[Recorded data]
::::

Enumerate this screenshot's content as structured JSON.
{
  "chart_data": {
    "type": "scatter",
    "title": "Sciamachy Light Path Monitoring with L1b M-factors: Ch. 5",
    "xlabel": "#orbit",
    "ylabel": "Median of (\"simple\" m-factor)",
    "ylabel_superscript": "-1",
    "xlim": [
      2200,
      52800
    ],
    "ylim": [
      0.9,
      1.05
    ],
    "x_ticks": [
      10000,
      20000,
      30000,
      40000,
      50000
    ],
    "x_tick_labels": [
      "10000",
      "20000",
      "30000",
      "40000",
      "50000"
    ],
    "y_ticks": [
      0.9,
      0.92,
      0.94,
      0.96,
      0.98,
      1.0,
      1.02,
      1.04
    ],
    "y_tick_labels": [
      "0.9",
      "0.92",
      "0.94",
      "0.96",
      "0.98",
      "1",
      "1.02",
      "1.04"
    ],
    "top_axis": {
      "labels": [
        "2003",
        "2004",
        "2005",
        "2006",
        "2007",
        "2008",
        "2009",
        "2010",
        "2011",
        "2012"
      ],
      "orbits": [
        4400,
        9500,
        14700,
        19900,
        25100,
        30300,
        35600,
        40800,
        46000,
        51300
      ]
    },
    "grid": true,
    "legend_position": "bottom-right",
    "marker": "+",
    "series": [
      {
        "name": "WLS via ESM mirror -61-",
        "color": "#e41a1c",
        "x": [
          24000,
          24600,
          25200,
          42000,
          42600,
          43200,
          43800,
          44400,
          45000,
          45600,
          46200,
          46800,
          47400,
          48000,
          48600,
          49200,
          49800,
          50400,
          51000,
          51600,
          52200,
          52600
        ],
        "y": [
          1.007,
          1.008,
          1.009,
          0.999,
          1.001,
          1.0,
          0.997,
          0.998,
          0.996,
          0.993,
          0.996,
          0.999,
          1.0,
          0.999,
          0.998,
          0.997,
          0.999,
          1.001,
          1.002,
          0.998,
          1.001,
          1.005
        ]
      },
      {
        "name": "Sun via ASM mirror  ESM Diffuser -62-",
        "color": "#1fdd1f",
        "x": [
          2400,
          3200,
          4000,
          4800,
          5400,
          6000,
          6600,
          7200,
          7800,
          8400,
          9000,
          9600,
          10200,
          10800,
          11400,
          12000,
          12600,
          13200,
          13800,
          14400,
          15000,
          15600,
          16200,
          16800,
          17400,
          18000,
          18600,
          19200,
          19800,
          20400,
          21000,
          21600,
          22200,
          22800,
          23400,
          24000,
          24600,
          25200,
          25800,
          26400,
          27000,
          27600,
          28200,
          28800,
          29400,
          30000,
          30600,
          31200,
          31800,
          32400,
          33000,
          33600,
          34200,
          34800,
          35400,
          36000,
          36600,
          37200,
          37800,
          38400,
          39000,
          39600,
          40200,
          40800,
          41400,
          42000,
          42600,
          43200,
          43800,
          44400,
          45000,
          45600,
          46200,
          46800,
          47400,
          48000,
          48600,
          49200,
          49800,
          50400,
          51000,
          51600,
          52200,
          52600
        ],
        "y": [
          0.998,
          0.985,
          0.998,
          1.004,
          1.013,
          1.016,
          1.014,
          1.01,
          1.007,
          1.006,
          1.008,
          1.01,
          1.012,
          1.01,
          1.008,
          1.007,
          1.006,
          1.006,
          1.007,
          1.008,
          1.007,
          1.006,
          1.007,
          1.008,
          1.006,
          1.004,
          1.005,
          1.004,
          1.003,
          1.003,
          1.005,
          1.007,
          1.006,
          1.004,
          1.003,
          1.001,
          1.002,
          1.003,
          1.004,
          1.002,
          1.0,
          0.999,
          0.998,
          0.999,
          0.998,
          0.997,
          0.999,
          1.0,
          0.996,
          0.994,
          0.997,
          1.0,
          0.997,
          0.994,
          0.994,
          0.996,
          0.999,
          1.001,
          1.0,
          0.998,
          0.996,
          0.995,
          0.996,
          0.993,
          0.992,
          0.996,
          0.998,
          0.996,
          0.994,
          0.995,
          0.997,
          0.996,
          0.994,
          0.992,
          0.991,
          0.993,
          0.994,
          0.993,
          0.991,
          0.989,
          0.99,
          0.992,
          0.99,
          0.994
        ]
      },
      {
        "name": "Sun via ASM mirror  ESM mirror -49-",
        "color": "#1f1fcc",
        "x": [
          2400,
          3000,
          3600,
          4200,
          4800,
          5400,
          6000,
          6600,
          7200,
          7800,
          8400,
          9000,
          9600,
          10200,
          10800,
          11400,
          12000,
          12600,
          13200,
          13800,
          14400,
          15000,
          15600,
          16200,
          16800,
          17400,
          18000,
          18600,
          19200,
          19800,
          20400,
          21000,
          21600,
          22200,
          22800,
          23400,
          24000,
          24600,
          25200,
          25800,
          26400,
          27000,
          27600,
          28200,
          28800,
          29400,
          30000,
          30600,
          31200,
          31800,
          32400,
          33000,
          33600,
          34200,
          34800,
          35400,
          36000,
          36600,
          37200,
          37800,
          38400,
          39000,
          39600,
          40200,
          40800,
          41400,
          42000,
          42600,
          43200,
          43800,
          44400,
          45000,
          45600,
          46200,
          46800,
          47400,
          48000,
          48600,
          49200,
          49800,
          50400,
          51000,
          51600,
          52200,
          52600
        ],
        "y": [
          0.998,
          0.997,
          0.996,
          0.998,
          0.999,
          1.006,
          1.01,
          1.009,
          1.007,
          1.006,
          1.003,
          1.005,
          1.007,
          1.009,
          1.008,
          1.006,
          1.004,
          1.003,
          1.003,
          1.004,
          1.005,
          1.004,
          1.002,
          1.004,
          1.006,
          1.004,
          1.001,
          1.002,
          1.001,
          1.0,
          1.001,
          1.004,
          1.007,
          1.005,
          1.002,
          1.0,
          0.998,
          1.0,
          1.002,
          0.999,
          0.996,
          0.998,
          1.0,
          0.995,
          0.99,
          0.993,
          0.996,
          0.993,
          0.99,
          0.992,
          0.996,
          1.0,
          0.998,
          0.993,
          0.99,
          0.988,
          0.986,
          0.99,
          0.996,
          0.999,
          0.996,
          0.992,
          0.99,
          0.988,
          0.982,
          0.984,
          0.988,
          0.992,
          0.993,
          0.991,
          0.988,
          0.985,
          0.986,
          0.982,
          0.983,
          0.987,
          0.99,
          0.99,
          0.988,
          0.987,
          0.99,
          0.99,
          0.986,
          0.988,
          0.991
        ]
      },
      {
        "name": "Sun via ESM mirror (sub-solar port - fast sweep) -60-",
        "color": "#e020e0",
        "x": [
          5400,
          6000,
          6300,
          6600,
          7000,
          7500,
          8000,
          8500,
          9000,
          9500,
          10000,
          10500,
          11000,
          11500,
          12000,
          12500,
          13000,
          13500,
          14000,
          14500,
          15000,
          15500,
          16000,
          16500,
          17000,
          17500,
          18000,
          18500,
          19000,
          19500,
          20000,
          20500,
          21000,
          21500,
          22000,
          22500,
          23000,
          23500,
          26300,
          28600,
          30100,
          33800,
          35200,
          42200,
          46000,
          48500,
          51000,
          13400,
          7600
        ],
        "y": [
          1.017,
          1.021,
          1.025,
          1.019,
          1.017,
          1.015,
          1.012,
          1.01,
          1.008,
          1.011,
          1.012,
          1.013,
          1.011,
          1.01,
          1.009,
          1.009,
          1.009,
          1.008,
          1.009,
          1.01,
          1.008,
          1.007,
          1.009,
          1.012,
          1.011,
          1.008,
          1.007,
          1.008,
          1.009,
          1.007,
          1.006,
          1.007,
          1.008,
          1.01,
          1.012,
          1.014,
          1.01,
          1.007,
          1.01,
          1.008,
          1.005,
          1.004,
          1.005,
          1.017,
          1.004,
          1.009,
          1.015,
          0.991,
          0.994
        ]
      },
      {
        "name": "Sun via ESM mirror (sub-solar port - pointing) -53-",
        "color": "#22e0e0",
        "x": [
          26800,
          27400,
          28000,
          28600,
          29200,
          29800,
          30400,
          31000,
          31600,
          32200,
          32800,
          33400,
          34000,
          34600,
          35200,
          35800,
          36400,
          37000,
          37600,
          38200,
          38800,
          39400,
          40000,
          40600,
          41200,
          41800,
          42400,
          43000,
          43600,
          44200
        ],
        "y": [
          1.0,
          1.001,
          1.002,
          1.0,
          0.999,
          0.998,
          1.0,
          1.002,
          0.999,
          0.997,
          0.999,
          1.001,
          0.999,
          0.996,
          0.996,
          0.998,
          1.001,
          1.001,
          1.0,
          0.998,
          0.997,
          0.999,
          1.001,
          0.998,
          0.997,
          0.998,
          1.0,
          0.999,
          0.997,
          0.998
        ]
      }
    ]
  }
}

::::

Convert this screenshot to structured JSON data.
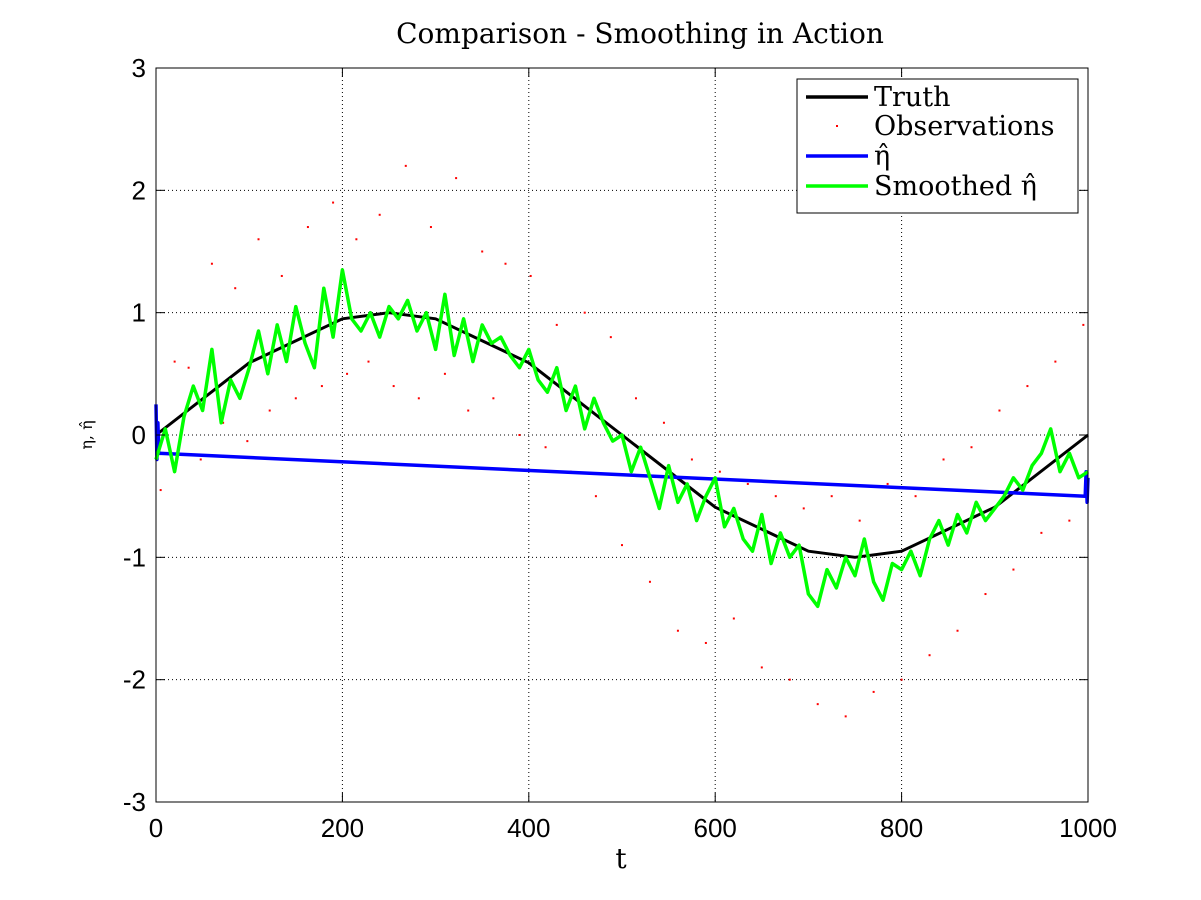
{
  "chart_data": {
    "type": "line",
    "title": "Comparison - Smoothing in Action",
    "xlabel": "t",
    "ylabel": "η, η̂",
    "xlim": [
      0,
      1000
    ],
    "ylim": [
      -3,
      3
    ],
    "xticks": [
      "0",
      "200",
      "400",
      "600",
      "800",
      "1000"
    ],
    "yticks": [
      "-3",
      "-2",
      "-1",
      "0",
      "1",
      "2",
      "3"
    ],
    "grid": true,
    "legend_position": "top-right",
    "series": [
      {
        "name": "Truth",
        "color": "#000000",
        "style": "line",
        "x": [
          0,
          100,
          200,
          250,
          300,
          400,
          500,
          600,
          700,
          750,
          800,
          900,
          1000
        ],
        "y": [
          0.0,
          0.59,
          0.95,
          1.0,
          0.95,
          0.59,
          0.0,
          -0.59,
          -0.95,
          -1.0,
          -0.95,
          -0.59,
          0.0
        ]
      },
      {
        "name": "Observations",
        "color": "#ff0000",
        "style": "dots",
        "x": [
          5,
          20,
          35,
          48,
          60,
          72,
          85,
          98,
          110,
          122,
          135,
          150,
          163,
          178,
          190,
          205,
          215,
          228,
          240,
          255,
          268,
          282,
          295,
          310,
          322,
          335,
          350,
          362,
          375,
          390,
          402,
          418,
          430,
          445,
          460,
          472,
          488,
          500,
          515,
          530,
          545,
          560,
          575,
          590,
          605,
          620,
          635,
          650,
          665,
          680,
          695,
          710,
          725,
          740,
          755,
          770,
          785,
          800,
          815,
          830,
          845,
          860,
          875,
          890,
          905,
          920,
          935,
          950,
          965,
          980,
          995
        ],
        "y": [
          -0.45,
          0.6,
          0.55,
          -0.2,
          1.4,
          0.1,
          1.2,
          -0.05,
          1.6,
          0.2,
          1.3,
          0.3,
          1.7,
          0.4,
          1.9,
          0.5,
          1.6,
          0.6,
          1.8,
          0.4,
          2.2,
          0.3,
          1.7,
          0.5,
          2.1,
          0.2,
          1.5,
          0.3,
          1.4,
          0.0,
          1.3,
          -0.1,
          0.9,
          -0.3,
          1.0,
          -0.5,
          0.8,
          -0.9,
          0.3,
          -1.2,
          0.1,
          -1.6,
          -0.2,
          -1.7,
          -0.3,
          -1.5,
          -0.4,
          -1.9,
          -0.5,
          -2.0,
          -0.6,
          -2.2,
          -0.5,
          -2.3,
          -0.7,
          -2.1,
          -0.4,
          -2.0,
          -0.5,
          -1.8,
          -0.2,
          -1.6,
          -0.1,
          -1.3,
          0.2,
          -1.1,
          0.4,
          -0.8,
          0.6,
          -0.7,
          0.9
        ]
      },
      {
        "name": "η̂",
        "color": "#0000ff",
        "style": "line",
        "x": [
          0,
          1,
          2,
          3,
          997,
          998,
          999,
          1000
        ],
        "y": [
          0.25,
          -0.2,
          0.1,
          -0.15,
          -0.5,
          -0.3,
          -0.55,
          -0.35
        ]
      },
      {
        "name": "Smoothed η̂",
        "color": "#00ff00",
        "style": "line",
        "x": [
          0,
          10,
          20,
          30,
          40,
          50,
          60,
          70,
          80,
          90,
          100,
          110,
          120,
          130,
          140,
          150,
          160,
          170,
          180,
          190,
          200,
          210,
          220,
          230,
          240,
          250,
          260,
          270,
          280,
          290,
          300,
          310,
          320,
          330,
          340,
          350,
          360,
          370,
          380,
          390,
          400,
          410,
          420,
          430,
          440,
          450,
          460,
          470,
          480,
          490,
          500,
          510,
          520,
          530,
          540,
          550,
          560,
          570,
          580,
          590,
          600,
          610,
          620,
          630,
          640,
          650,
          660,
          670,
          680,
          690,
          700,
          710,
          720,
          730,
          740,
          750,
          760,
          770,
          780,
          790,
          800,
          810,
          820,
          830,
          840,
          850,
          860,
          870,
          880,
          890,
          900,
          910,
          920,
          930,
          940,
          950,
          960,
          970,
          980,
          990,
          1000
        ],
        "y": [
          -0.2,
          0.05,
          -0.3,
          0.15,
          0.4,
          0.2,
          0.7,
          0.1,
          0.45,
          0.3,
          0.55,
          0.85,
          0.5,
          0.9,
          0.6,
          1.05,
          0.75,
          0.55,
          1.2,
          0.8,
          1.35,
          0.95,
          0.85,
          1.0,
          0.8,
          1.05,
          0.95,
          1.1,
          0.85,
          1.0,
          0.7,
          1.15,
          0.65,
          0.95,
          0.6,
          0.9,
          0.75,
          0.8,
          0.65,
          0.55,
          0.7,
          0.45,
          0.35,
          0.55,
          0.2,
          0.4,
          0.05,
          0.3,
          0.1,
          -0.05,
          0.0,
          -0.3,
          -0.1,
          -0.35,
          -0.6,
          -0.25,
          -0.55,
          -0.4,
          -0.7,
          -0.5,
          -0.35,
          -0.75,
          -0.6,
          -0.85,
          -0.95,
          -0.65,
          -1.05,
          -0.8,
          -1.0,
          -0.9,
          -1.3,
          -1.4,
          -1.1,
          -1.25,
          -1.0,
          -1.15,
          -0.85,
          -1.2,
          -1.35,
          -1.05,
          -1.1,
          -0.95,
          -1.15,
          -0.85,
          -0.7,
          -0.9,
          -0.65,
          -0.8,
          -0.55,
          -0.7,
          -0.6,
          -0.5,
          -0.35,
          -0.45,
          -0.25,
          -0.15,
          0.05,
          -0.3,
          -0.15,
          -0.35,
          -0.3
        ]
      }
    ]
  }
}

::::

■ Do this
Report the number of lines holding the string "solar", without any other words.

■ Problem solution
2